Objective:
Give every line below again, exactly.

Excerpted records:
[BEGIN]

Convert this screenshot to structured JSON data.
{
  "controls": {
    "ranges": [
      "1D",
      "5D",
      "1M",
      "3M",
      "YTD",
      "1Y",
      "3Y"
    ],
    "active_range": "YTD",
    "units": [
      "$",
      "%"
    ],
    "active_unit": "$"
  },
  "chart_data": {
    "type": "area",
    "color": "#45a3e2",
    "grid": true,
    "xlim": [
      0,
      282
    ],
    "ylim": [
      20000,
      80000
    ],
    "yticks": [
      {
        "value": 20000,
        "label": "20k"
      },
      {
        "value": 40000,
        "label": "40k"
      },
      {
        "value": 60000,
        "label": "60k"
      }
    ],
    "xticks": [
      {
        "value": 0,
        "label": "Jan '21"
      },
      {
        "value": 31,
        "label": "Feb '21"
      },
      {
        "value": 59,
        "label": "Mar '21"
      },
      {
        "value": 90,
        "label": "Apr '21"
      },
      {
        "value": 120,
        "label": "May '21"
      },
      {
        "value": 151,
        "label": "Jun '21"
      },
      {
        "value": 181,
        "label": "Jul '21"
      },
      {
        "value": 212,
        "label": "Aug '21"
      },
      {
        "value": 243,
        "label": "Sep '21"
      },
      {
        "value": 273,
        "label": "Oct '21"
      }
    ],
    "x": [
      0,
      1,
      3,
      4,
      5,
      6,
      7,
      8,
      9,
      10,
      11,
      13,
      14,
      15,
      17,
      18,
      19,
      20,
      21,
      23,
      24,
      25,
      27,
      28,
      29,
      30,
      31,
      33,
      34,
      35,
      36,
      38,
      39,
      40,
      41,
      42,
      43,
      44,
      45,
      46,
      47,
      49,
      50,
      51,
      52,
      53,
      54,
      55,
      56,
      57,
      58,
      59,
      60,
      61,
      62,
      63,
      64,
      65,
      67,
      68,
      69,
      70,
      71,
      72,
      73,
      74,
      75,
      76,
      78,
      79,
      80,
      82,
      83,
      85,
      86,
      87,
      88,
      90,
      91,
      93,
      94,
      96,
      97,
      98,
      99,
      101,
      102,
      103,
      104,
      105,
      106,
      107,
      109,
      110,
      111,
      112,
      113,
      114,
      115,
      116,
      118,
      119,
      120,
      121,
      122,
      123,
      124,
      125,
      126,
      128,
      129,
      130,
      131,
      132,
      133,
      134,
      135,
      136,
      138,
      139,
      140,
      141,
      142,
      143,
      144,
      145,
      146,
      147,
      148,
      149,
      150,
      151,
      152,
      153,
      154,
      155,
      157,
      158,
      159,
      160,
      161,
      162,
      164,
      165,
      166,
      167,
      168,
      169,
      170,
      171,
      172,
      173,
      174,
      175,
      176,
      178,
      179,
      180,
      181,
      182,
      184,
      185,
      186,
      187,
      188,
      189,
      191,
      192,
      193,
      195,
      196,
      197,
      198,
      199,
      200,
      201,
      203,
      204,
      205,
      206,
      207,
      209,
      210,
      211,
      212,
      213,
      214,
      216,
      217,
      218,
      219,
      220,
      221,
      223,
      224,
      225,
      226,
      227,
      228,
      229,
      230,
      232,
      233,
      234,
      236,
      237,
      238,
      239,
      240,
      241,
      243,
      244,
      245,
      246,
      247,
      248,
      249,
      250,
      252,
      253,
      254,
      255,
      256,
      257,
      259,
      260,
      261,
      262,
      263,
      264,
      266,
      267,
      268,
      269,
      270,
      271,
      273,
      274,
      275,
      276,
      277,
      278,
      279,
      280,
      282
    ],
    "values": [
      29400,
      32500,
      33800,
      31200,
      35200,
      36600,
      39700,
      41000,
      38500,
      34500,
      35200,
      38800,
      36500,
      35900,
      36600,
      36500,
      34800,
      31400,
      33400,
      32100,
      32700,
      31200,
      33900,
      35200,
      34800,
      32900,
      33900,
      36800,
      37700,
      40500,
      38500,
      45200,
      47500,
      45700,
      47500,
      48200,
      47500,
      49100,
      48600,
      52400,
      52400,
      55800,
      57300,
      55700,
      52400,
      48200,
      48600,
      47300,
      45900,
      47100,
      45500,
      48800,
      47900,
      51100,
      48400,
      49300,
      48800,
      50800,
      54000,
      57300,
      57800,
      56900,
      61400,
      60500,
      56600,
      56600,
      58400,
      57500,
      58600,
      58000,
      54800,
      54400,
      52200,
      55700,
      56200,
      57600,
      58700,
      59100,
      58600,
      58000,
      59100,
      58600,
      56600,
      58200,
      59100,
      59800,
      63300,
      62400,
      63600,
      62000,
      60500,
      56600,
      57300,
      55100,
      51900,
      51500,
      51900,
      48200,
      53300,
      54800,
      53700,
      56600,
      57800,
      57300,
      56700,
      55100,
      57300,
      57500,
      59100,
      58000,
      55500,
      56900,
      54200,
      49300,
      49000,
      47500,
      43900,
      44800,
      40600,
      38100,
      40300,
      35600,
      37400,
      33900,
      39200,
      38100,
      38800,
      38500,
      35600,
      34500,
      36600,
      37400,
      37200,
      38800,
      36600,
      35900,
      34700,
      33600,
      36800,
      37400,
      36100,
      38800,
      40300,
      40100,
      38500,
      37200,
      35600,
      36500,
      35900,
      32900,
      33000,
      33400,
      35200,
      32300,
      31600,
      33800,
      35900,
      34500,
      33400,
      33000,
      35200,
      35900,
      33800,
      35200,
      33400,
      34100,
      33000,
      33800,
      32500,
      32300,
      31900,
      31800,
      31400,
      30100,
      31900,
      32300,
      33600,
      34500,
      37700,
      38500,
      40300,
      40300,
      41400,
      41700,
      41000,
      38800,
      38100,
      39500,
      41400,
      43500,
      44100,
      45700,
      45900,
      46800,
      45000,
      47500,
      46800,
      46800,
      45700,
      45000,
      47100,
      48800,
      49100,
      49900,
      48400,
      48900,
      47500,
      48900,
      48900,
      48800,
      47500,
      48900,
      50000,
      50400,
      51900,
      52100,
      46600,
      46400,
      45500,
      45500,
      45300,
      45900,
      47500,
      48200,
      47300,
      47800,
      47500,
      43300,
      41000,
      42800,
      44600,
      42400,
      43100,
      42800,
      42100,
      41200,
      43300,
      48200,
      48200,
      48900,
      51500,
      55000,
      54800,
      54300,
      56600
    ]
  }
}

[END]

Response:
Convert this screenshot to structured JSON data.
{
  "controls": {
    "ranges": [
      "1D",
      "5D",
      "1M",
      "3M",
      "YTD",
      "1Y",
      "3Y"
    ],
    "active_range": "YTD",
    "units": [
      "$",
      "%"
    ],
    "active_unit": "$"
  },
  "chart_data": {
    "type": "area",
    "color": "#45a3e2",
    "grid": true,
    "xlim": [
      0,
      282
    ],
    "ylim": [
      20000,
      80000
    ],
    "yticks": [
      {
        "value": 20000,
        "label": "20k"
      },
      {
        "value": 40000,
        "label": "40k"
      },
      {
        "value": 60000,
        "label": "60k"
      }
    ],
    "xticks": [
      {
        "value": 0,
        "label": "Jan '21"
      },
      {
        "value": 31,
        "label": "Feb '21"
      },
      {
        "value": 59,
        "label": "Mar '21"
      },
      {
        "value": 90,
        "label": "Apr '21"
      },
      {
        "value": 120,
        "label": "May '21"
      },
      {
        "value": 151,
        "label": "Jun '21"
      },
      {
        "value": 181,
        "label": "Jul '21"
      },
      {
        "value": 212,
        "label": "Aug '21"
      },
      {
        "value": 243,
        "label": "Sep '21"
      },
      {
        "value": 273,
        "label": "Oct '21"
      }
    ],
    "x": [
      0,
      1,
      3,
      4,
      5,
      6,
      7,
      8,
      9,
      10,
      11,
      13,
      14,
      15,
      17,
      18,
      19,
      20,
      21,
      23,
      24,
      25,
      27,
      28,
      29,
      30,
      31,
      33,
      34,
      35,
      36,
      38,
      39,
      40,
      41,
      42,
      43,
      44,
      45,
      46,
      47,
      49,
      50,
      51,
      52,
      53,
      54,
      55,
      56,
      57,
      58,
      59,
      60,
      61,
      62,
      63,
      64,
      65,
      67,
      68,
      69,
      70,
      71,
      72,
      73,
      74,
      75,
      76,
      78,
      79,
      80,
      82,
      83,
      85,
      86,
      87,
      88,
      90,
      91,
      93,
      94,
      96,
      97,
      98,
      99,
      101,
      102,
      103,
      104,
      105,
      106,
      107,
      109,
      110,
      111,
      112,
      113,
      114,
      115,
      116,
      118,
      119,
      120,
      121,
      122,
      123,
      124,
      125,
      126,
      128,
      129,
      130,
      131,
      132,
      133,
      134,
      135,
      136,
      138,
      139,
      140,
      141,
      142,
      143,
      144,
      145,
      146,
      147,
      148,
      149,
      150,
      151,
      152,
      153,
      154,
      155,
      157,
      158,
      159,
      160,
      161,
      162,
      164,
      165,
      166,
      167,
      168,
      169,
      170,
      171,
      172,
      173,
      174,
      175,
      176,
      178,
      179,
      180,
      181,
      182,
      184,
      185,
      186,
      187,
      188,
      189,
      191,
      192,
      193,
      195,
      196,
      197,
      198,
      199,
      200,
      201,
      203,
      204,
      205,
      206,
      207,
      209,
      210,
      211,
      212,
      213,
      214,
      216,
      217,
      218,
      219,
      220,
      221,
      223,
      224,
      225,
      226,
      227,
      228,
      229,
      230,
      232,
      233,
      234,
      236,
      237,
      238,
      239,
      240,
      241,
      243,
      244,
      245,
      246,
      247,
      248,
      249,
      250,
      252,
      253,
      254,
      255,
      256,
      257,
      259,
      260,
      261,
      262,
      263,
      264,
      266,
      267,
      268,
      269,
      270,
      271,
      273,
      274,
      275,
      276,
      277,
      278,
      279,
      280,
      282
    ],
    "values": [
      29400,
      32500,
      33800,
      31200,
      35200,
      36600,
      39700,
      41000,
      38500,
      34500,
      35200,
      38800,
      36500,
      35900,
      36600,
      36500,
      34800,
      31400,
      33400,
      32100,
      32700,
      31200,
      33900,
      35200,
      34800,
      32900,
      33900,
      36800,
      37700,
      40500,
      38500,
      45200,
      47500,
      45700,
      47500,
      48200,
      47500,
      49100,
      48600,
      52400,
      52400,
      55800,
      57300,
      55700,
      52400,
      48200,
      48600,
      47300,
      45900,
      47100,
      45500,
      48800,
      47900,
      51100,
      48400,
      49300,
      48800,
      50800,
      54000,
      57300,
      57800,
      56900,
      61400,
      60500,
      56600,
      56600,
      58400,
      57500,
      58600,
      58000,
      54800,
      54400,
      52200,
      55700,
      56200,
      57600,
      58700,
      59100,
      58600,
      58000,
      59100,
      58600,
      56600,
      58200,
      59100,
      59800,
      63300,
      62400,
      63600,
      62000,
      60500,
      56600,
      57300,
      55100,
      51900,
      51500,
      51900,
      48200,
      53300,
      54800,
      53700,
      56600,
      57800,
      57300,
      56700,
      55100,
      57300,
      57500,
      59100,
      58000,
      55500,
      56900,
      54200,
      49300,
      49000,
      47500,
      43900,
      44800,
      40600,
      38100,
      40300,
      35600,
      37400,
      33900,
      39200,
      38100,
      38800,
      38500,
      35600,
      34500,
      36600,
      37400,
      37200,
      38800,
      36600,
      35900,
      34700,
      33600,
      36800,
      37400,
      36100,
      38800,
      40300,
      40100,
      38500,
      37200,
      35600,
      36500,
      35900,
      32900,
      33000,
      33400,
      35200,
      32300,
      31600,
      33800,
      35900,
      34500,
      33400,
      33000,
      35200,
      35900,
      33800,
      35200,
      33400,
      34100,
      33000,
      33800,
      32500,
      32300,
      31900,
      31800,
      31400,
      30100,
      31900,
      32300,
      33600,
      34500,
      37700,
      38500,
      40300,
      40300,
      41400,
      41700,
      41000,
      38800,
      38100,
      39500,
      41400,
      43500,
      44100,
      45700,
      45900,
      46800,
      45000,
      47500,
      46800,
      46800,
      45700,
      45000,
      47100,
      48800,
      49100,
      49900,
      48400,
      48900,
      47500,
      48900,
      48900,
      48800,
      47500,
      48900,
      50000,
      50400,
      51900,
      52100,
      46600,
      46400,
      45500,
      45500,
      45300,
      45900,
      47500,
      48200,
      47300,
      47800,
      47500,
      43300,
      41000,
      42800,
      44600,
      42400,
      43100,
      42800,
      42100,
      41200,
      43300,
      48200,
      48200,
      48900,
      51500,
      55000,
      54800,
      54300,
      56600
    ]
  }
}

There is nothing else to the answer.